Text provided:
Then, there was Bettye LaVette

Bettye soared over them all with her interpretation of two relatively obscure songs: “Take Me Like I Am” by veteran Eddie Hinton whose work included sessions with Otis Redding, Aretha Franklin, and Wilson Pickett, and “Bless Us All,” a Mickey Newbury song from her Grammy nominated 2016 CD Worthy. Time stood still, the crowd transfixed as she squeezed out the two songs as if her life depended on it.

Bettye won Soul Blues Artist of The Year at the 2016 BMAs and was up for the same honor again this year. She lost to an absent Mavis Staples, one more footnote in a 55-year career of incredible highs and jaw-dropping lows as she’s rubbed shoulders with legacy artists from a cross section of genres starting at age 16.

She reflects, “Stuff was happening so fast, and when I tell people I had a record on the charts before Aretha Franklin, they’re like what? When you think of Detroit, you think of being the lesser of them, and not being the greater of them. I didn’t have the success that my contemporaries did in Detroit, although I grew up in Detroit and knew them personally for a very long time until they became rich and famous anyway.”

Bettye broke onto the scene way back in 1963 at the age of 16 with an R&B top 10 hit. “My Man – He’s A Lovin’ Man.” She toured with Otis Redding, James Brown and Ben E. King, but the title of her follow-up single in 1965 was prescient, “Let Me Down Easy.” In spite of staying “in the business” for the next 55 years, only six of her 45s charted R&B and none have ever broken the pop top 100.

Aim A: According to the Bettye LaVette passage, who beat her for Soul Blues Artist of the Year this year?
Aim B: Please resume the Bettye LaVette passage from its last sentence.
The records have no connection to the Bettye LaVette passage.

Material:
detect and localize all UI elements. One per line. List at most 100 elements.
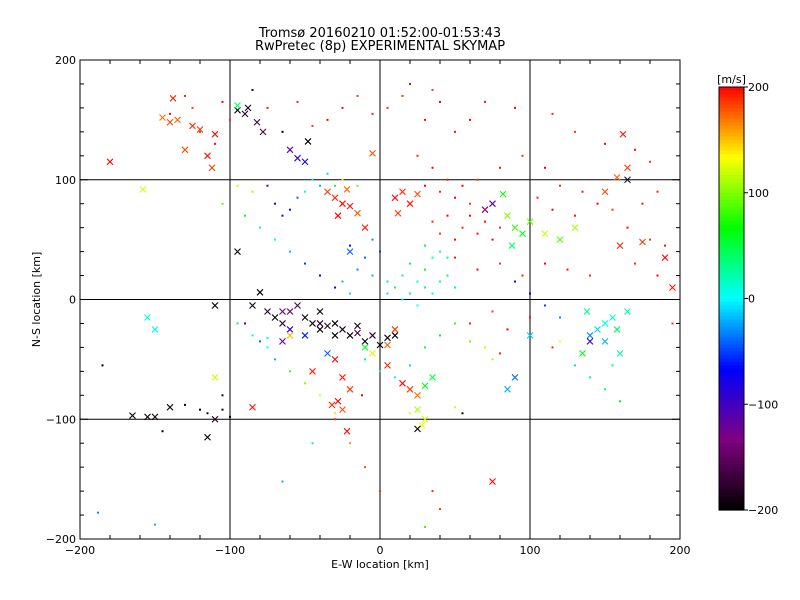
colorbar-segment (719, 259, 744, 264)
colorbar-segment (719, 305, 744, 310)
echo-marker-dot (356, 268, 359, 271)
echo-marker-x (346, 332, 354, 339)
colorbar-segment (719, 280, 744, 285)
colorbar-segment (719, 203, 744, 208)
colorbar-segment (719, 474, 744, 479)
echo-marker-x (511, 373, 519, 381)
colorbar-segment (719, 213, 744, 219)
colorbar-segment (719, 206, 744, 211)
colorbar-segment (719, 457, 744, 462)
colorbar-segment (719, 432, 744, 437)
echo-marker-dot (611, 208, 614, 211)
echo-marker-dot (431, 220, 434, 223)
echo-marker-dot (371, 238, 374, 241)
echo-marker-x (519, 230, 526, 238)
echo-marker-dot (281, 214, 284, 217)
echo-marker-dot (214, 142, 216, 145)
echo-marker-x (211, 373, 219, 381)
echo-marker-dot (401, 298, 404, 301)
echo-marker-dot (649, 160, 651, 163)
y-tick-label: 100 (55, 174, 76, 187)
colorbar-segment (719, 379, 744, 384)
colorbar-segment (719, 256, 744, 261)
echo-marker-dot (364, 256, 366, 259)
colorbar-segment (719, 390, 744, 395)
colorbar-segment (719, 249, 744, 254)
echo-marker-dot (349, 292, 351, 295)
colorbar-segment (719, 104, 744, 109)
echo-marker-dot (334, 286, 336, 289)
colorbar-segment (719, 502, 744, 508)
echo-marker-dot (251, 190, 254, 193)
echo-marker-x (391, 332, 399, 339)
echo-marker-dot (311, 124, 314, 127)
echo-marker-dot (484, 208, 486, 211)
echo-marker-dot (454, 130, 456, 133)
echo-marker-x (249, 403, 256, 411)
echo-marker-dot (439, 232, 441, 235)
echo-marker-x (151, 326, 159, 333)
echo-marker-dot (191, 106, 194, 109)
echo-marker-x (256, 288, 264, 296)
echo-marker-dot (491, 238, 494, 241)
echo-marker-x (286, 308, 294, 315)
echo-marker-dot (431, 256, 434, 259)
echo-marker-x (211, 302, 219, 309)
colorbar-segment (719, 499, 744, 504)
echo-marker-dot (649, 238, 651, 241)
colorbar-segment (719, 266, 744, 271)
echo-marker-dot (454, 196, 456, 199)
echo-marker-x (159, 114, 166, 121)
colorbar-segment (719, 330, 744, 335)
colorbar-segment (719, 354, 744, 360)
echo-marker-x (526, 332, 534, 339)
echo-marker-dot (221, 202, 224, 205)
echo-marker-dot (251, 88, 254, 91)
colorbar-segment (719, 397, 744, 402)
colorbar-segment (719, 386, 744, 391)
chart-title: Tromsø 20160210 01:52:00-01:53:43 (258, 26, 502, 41)
echo-marker-x (234, 106, 241, 114)
echo-marker-dot (461, 412, 464, 415)
colorbar-segment (719, 492, 744, 497)
echo-marker-dot (634, 148, 636, 151)
echo-marker-x (418, 421, 426, 429)
echo-marker-dot (304, 262, 306, 265)
echo-marker-dot (604, 388, 606, 391)
echo-marker-dot (281, 130, 284, 133)
y-tick-label: 0 (69, 294, 76, 307)
colorbar-tick-label: −200 (748, 504, 778, 517)
echo-marker-x (324, 322, 331, 330)
echo-marker-dot (431, 292, 434, 295)
colorbar-segment (719, 146, 744, 152)
echo-marker-x (139, 185, 147, 193)
echo-marker-dot (334, 418, 336, 421)
echo-marker-x (361, 224, 369, 232)
echo-marker-x (354, 329, 361, 337)
colorbar-segment (719, 263, 744, 268)
echo-marker-x (129, 412, 136, 420)
echo-marker-x (384, 361, 391, 369)
colorbar-segment (719, 418, 744, 423)
colorbar-title: [m/s] (717, 73, 746, 86)
echo-marker-x (624, 164, 631, 172)
echo-marker-dot (544, 166, 546, 169)
echo-marker-x (421, 382, 429, 390)
colorbar-segment (719, 111, 744, 116)
colorbar-segment (719, 217, 744, 222)
echo-marker-x (309, 367, 316, 375)
echo-marker-x (151, 413, 159, 421)
echo-marker-x (504, 212, 511, 220)
echo-marker-dot (244, 214, 246, 217)
echo-marker-x (339, 200, 346, 208)
chart-subtitle: RwPretec (8p) EXPERIMENTAL SKYMAP (254, 39, 506, 54)
echo-marker-dot (311, 442, 314, 445)
echo-marker-dot (454, 286, 456, 289)
echo-marker-dot (206, 412, 209, 415)
colorbar-segment (719, 210, 744, 215)
echo-marker-x (346, 202, 354, 210)
colorbar-segment (719, 400, 744, 405)
echo-marker-x (234, 102, 241, 109)
colorbar-segment (719, 467, 744, 472)
echo-marker-x (414, 391, 421, 399)
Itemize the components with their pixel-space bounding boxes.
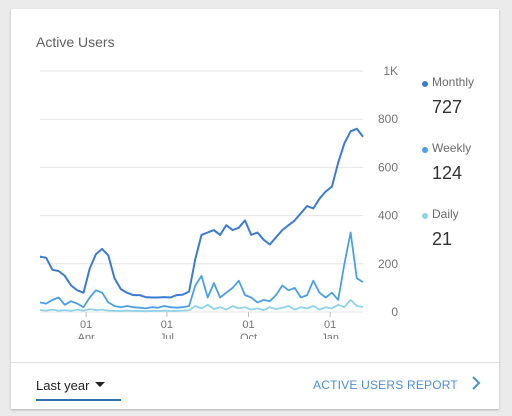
x-tick-label: Jan (321, 332, 339, 339)
legend-label-weekly: Weekly (432, 141, 472, 155)
legend-dot-monthly (422, 81, 428, 87)
x-tick-label: Jul (160, 332, 174, 339)
card-title: Active Users (36, 34, 115, 50)
report-link-label: ACTIVE USERS REPORT (313, 378, 458, 392)
x-tick-label: Apr (78, 332, 95, 339)
legend-label-monthly: Monthly (432, 75, 475, 89)
period-dropdown[interactable]: Last year (36, 375, 121, 401)
series-line-monthly (39, 127, 364, 299)
series-line-weekly (39, 231, 364, 310)
caret-down-icon (95, 382, 105, 387)
y-tick-label: 200 (378, 257, 398, 271)
x-tick-label: 01 (80, 319, 92, 331)
x-tick-label: 01 (161, 319, 173, 331)
y-tick-label: 0 (391, 305, 398, 319)
active-users-report-link[interactable]: ACTIVE USERS REPORT (313, 376, 481, 396)
footer-divider (11, 362, 499, 363)
y-tick-label: 800 (378, 112, 398, 126)
legend-dot-weekly (422, 147, 428, 153)
legend-dot-daily (422, 213, 428, 219)
legend-value-monthly: 727 (432, 97, 463, 117)
legend-label-daily: Daily (432, 207, 459, 221)
x-tick-label: Oct (240, 332, 257, 339)
y-tick-label: 1K (383, 64, 398, 78)
legend-value-daily: 21 (432, 229, 453, 249)
period-label: Last year (36, 378, 90, 393)
x-tick-label: 01 (324, 319, 336, 331)
legend-value-weekly: 124 (432, 163, 463, 183)
series-line-daily (39, 299, 364, 313)
chevron-right-icon (472, 376, 481, 390)
active-users-card: Active Users 0 200 400 600 800 1K 01 Apr 01 Jul 01… (11, 9, 499, 409)
y-tick-label: 400 (378, 209, 398, 223)
x-tick-label: 01 (242, 319, 254, 331)
y-tick-label: 600 (378, 160, 398, 174)
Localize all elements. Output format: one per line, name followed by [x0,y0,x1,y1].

Task answer A: Mavis Staples

Task answer B:
That said, she is arguably the most high-profile African American pop singer to never break into the pop charts. Her “comeback album” A Woman Like Me, earned her a W.C. Handy Award in 2004. The Scene of The Crime recorded with alt-rockers Drive-By Truckers earned her a Grammy nomination on 2008.

At the Kennedy Center Honors in 2008 her spectacular rendition of The Who’s “Love Reign O’er Me” prompted Barbara Streisand to whisper into Pete Townsend’s ear asking him if he really wrote that song. President Obama mouthed the words to Sam Cooke’s “A Change Is Gonna Come” along with her and Bon Jovi at his inaugural in 2009 on international television.

Her 2010 CD Interpretations: The British Rock Songbook covered songs by the cream of the British Invasion rockers including the Rolling Stones, The Who, and The Animals. In 2012 she published her autobiography A Woman Like Me co-written by David Ritz, whose credits include Buddy Guy, B. B. King and Aretha Franklin. And a week after the BMAs this year she performed at a Carnegie Hall homage to Billie Holiday.

So, you may ask, why is Bettye LaVette not a household name like Aretha Franklin? You have to go all the way back to 1963 for the answer. A teenager with a top 10 R&B hit with “My Man – He’s a Lovin’ Man” on Atlantic Records, she then toured with Clyde McPhatter, Ben E .King, Barbara Lynn and newcomer Otis Redding. But her friends from Detroit were whispering in her ear.

“Yeah, my friends had told me I needed another record out, and Atlantic hadn’t put one out, so I should go to New York and get a release from my contract. I had no idea where I was supposed to go after that. I had no idea why I was supposed to do that. All I knew was that when I was 16, I was dumber than a door nail, really!

“And that thing of it is when I thought of myself as being young and sophisticated, I thought that going to New York was this young and sophisticated thing. The business side I had no idea about.

“When I came and asked for the release, Jerry Wexler was like, ‘Why would this little girl that no one has ever heard of want to leave Atlantic?’” Wexler was the co-founder of Atlantic Records responsible for launching the careers of LaVern Baker, Ray Charles, Ruth Brown and the Drifters.

“And I’m like, ‘I need to have a record now!’ Jerry wrote me his own personal check for $500 and gave me a release from my contract. He gave me the check and said, ‘You’re gonna need this.’ And he was right.”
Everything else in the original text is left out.